### PROBLEM DESCRIPTION
Please print all of the material below, word for word.

Stored dataset items
===============

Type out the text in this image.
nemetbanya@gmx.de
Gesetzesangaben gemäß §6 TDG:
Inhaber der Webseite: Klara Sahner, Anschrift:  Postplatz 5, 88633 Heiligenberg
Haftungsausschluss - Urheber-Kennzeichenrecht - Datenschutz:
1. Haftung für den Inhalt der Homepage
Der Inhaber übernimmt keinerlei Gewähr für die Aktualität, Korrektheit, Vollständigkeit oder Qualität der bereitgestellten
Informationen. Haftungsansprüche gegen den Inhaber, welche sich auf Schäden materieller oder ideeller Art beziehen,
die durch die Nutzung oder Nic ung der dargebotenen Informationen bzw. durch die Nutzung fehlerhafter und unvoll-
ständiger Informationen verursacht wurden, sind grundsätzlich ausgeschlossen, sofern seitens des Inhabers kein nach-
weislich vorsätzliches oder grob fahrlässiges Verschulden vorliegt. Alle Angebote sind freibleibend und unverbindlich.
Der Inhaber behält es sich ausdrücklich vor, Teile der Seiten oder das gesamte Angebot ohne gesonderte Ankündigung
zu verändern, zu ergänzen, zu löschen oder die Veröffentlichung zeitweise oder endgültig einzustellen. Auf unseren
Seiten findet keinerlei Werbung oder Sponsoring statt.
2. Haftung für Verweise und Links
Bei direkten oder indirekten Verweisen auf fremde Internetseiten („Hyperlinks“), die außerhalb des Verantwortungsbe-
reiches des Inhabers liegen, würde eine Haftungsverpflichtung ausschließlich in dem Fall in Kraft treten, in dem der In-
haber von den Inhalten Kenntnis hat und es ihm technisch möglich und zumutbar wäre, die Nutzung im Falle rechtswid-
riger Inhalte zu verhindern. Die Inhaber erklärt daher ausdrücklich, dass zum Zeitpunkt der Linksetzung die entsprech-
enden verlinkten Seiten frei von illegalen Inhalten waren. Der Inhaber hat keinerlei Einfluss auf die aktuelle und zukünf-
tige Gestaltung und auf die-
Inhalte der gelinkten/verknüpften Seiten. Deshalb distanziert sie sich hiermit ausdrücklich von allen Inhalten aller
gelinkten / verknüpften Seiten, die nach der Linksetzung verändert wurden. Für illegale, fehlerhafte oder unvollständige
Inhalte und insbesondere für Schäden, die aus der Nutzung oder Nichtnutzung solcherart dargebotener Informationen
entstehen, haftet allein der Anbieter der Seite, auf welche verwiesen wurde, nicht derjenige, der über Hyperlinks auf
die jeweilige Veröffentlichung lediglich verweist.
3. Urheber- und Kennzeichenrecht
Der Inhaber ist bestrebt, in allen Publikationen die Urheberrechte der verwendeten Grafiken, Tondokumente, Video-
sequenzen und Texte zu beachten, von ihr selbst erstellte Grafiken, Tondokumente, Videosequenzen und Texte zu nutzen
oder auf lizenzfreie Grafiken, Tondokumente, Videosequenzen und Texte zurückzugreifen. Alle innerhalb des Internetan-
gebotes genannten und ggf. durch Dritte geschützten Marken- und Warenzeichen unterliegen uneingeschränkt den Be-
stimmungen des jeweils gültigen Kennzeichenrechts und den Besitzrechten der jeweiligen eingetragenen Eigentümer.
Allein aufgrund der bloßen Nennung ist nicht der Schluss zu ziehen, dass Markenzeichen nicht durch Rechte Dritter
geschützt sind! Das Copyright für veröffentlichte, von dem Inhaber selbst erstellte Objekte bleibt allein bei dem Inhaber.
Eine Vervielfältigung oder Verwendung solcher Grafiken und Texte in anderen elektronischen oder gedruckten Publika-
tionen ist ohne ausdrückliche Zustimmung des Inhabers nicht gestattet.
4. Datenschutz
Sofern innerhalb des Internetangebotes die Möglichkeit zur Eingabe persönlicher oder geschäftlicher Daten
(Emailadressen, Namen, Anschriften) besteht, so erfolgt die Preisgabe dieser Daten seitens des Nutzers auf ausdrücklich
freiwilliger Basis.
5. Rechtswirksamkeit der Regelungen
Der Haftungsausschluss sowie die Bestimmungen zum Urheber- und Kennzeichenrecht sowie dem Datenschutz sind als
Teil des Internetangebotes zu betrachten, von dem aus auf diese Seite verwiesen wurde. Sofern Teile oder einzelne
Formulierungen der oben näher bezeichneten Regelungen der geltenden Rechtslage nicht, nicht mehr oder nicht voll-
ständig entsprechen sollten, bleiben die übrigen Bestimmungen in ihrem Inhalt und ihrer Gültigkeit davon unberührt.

===============

### ANSWER BELOW
Type out the text in this image.
nemetbanya@gmx.de
Gesetzesangaben gemäß §6 TDG:
Inhaber der Webseite: Klara Sahner, Anschrift:  Postplatz 5, 88633 Heiligenberg
Haftungsausschluss - Urheber-Kennzeichenrecht - Datenschutz:
1. Haftung für den Inhalt der Homepage
Der Inhaber übernimmt keinerlei Gewähr für die Aktualität, Korrektheit, Vollständigkeit oder Qualität der bereitgestellten
Informationen. Haftungsansprüche gegen den Inhaber, welche sich auf Schäden materieller oder ideeller Art beziehen,
die durch die Nutzung oder Nic ung der dargebotenen Informationen bzw. durch die Nutzung fehlerhafter und unvoll-
ständiger Informationen verursacht wurden, sind grundsätzlich ausgeschlossen, sofern seitens des Inhabers kein nach-
weislich vorsätzliches oder grob fahrlässiges Verschulden vorliegt. Alle Angebote sind freibleibend und unverbindlich.
Der Inhaber behält es sich ausdrücklich vor, Teile der Seiten oder das gesamte Angebot ohne gesonderte Ankündigung
zu verändern, zu ergänzen, zu löschen oder die Veröffentlichung zeitweise oder endgültig einzustellen. Auf unseren
Seiten findet keinerlei Werbung oder Sponsoring statt.
2. Haftung für Verweise und Links
Bei direkten oder indirekten Verweisen auf fremde Internetseiten („Hyperlinks“), die außerhalb des Verantwortungsbe-
reiches des Inhabers liegen, würde eine Haftungsverpflichtung ausschließlich in dem Fall in Kraft treten, in dem der In-
haber von den Inhalten Kenntnis hat und es ihm technisch möglich und zumutbar wäre, die Nutzung im Falle rechtswid-
riger Inhalte zu verhindern. Die Inhaber erklärt daher ausdrücklich, dass zum Zeitpunkt der Linksetzung die entsprech-
enden verlinkten Seiten frei von illegalen Inhalten waren. Der Inhaber hat keinerlei Einfluss auf die aktuelle und zukünf-
tige Gestaltung und auf die-
Inhalte der gelinkten/verknüpften Seiten. Deshalb distanziert sie sich hiermit ausdrücklich von allen Inhalten aller
gelinkten / verknüpften Seiten, die nach der Linksetzung verändert wurden. Für illegale, fehlerhafte oder unvollständige
Inhalte und insbesondere für Schäden, die aus der Nutzung oder Nichtnutzung solcherart dargebotener Informationen
entstehen, haftet allein der Anbieter der Seite, auf welche verwiesen wurde, nicht derjenige, der über Hyperlinks auf
die jeweilige Veröffentlichung lediglich verweist.
3. Urheber- und Kennzeichenrecht
Der Inhaber ist bestrebt, in allen Publikationen die Urheberrechte der verwendeten Grafiken, Tondokumente, Video-
sequenzen und Texte zu beachten, von ihr selbst erstellte Grafiken, Tondokumente, Videosequenzen und Texte zu nutzen
oder auf lizenzfreie Grafiken, Tondokumente, Videosequenzen und Texte zurückzugreifen. Alle innerhalb des Internetan-
gebotes genannten und ggf. durch Dritte geschützten Marken- und Warenzeichen unterliegen uneingeschränkt den Be-
stimmungen des jeweils gültigen Kennzeichenrechts und den Besitzrechten der jeweiligen eingetragenen Eigentümer.
Allein aufgrund der bloßen Nennung ist nicht der Schluss zu ziehen, dass Markenzeichen nicht durch Rechte Dritter
geschützt sind! Das Copyright für veröffentlichte, von dem Inhaber selbst erstellte Objekte bleibt allein bei dem Inhaber.
Eine Vervielfältigung oder Verwendung solcher Grafiken und Texte in anderen elektronischen oder gedruckten Publika-
tionen ist ohne ausdrückliche Zustimmung des Inhabers nicht gestattet.
4. Datenschutz
Sofern innerhalb des Internetangebotes die Möglichkeit zur Eingabe persönlicher oder geschäftlicher Daten
(Emailadressen, Namen, Anschriften) besteht, so erfolgt die Preisgabe dieser Daten seitens des Nutzers auf ausdrücklich
freiwilliger Basis.
5. Rechtswirksamkeit der Regelungen
Der Haftungsausschluss sowie die Bestimmungen zum Urheber- und Kennzeichenrecht sowie dem Datenschutz sind als
Teil des Internetangebotes zu betrachten, von dem aus auf diese Seite verwiesen wurde. Sofern Teile oder einzelne
Formulierungen der oben näher bezeichneten Regelungen der geltenden Rechtslage nicht, nicht mehr oder nicht voll-
ständig entsprechen sollten, bleiben die übrigen Bestimmungen in ihrem Inhalt und ihrer Gültigkeit davon unberührt.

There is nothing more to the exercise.